● Exercise brief: Copy the lines holding the word "Cake", all of them.

=====

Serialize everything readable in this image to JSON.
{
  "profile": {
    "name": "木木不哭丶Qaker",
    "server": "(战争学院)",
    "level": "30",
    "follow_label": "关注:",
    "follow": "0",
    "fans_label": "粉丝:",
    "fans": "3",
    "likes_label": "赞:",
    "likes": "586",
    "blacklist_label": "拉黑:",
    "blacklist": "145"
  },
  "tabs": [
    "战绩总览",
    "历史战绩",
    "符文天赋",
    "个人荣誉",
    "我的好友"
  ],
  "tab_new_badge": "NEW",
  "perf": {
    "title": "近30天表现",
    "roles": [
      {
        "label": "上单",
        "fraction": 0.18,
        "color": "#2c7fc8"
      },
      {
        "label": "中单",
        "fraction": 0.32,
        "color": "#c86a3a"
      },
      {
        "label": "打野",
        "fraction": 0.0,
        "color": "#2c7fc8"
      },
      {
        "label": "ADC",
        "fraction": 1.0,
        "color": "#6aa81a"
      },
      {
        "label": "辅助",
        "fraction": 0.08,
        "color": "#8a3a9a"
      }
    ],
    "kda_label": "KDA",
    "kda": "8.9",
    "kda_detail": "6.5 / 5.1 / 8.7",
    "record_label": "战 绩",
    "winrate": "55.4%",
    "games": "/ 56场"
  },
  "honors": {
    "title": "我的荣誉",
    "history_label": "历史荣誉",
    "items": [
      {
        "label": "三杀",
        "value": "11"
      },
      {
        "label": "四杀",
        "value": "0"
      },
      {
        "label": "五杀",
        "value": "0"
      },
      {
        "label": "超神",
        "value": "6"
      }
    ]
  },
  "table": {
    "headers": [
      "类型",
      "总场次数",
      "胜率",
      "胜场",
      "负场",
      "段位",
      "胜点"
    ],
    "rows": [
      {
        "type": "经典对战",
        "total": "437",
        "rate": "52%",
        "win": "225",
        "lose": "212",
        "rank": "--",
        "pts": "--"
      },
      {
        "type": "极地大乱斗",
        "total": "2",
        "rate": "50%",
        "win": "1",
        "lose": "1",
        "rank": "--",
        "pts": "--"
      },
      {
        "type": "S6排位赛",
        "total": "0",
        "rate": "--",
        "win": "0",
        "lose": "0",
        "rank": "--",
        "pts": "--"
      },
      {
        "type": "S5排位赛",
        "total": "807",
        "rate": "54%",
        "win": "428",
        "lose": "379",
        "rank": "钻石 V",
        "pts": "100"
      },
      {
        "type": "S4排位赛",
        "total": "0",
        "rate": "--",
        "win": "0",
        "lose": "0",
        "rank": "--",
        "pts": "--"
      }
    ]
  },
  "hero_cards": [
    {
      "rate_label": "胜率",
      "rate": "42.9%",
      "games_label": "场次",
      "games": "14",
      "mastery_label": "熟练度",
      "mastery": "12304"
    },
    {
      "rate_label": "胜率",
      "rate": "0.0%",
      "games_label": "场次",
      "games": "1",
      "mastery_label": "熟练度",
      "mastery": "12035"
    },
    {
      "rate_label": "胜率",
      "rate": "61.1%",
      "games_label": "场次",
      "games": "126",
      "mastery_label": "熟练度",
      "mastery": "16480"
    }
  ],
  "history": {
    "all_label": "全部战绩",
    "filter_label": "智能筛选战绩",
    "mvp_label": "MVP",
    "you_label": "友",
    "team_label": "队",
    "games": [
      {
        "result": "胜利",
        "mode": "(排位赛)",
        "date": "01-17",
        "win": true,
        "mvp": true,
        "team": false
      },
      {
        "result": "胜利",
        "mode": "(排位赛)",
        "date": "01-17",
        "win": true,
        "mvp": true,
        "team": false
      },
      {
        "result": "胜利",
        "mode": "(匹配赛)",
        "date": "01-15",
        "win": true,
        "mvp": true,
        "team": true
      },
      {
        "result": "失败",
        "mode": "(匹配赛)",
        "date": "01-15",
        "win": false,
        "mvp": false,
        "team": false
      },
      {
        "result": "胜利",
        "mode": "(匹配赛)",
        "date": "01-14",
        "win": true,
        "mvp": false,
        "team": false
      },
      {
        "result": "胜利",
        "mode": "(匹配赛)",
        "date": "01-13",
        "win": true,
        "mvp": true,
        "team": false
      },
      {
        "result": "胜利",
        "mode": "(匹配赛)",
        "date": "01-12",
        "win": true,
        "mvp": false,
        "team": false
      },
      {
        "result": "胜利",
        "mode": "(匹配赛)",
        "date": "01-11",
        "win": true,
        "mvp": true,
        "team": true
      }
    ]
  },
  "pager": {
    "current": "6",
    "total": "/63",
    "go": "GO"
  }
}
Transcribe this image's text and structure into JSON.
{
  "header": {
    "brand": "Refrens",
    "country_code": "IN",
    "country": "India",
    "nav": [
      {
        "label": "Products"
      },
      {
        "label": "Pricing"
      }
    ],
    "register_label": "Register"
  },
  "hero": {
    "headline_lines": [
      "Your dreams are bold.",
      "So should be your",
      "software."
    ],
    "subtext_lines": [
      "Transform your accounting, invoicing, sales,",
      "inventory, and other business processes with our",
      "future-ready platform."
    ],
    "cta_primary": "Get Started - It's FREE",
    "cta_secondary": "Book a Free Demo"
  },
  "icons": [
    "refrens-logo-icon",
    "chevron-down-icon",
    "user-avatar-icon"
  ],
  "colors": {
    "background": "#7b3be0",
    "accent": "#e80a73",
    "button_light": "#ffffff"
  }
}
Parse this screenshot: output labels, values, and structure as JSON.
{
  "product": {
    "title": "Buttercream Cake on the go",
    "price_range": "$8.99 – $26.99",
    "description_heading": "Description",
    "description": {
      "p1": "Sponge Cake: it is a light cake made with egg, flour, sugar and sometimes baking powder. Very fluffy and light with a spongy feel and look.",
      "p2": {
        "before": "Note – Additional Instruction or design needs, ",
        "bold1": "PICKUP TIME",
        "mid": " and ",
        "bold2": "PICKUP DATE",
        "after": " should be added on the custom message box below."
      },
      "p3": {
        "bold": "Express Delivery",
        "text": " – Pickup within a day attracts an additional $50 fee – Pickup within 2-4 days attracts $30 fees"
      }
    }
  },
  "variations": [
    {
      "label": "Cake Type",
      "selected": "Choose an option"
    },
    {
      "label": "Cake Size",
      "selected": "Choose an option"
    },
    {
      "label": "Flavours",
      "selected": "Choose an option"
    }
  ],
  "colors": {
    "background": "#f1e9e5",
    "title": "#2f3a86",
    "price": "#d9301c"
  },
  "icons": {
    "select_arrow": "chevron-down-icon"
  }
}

=====

● Result of this task:
    "title": "Buttercream Cake on the go",
      "p1": "Sponge Cake: it is a light cake made with egg, flour, sugar and sometimes baking powder. Very fluffy and light with a spongy feel and look.",
      "label": "Cake Type",
      "label": "Cake Size",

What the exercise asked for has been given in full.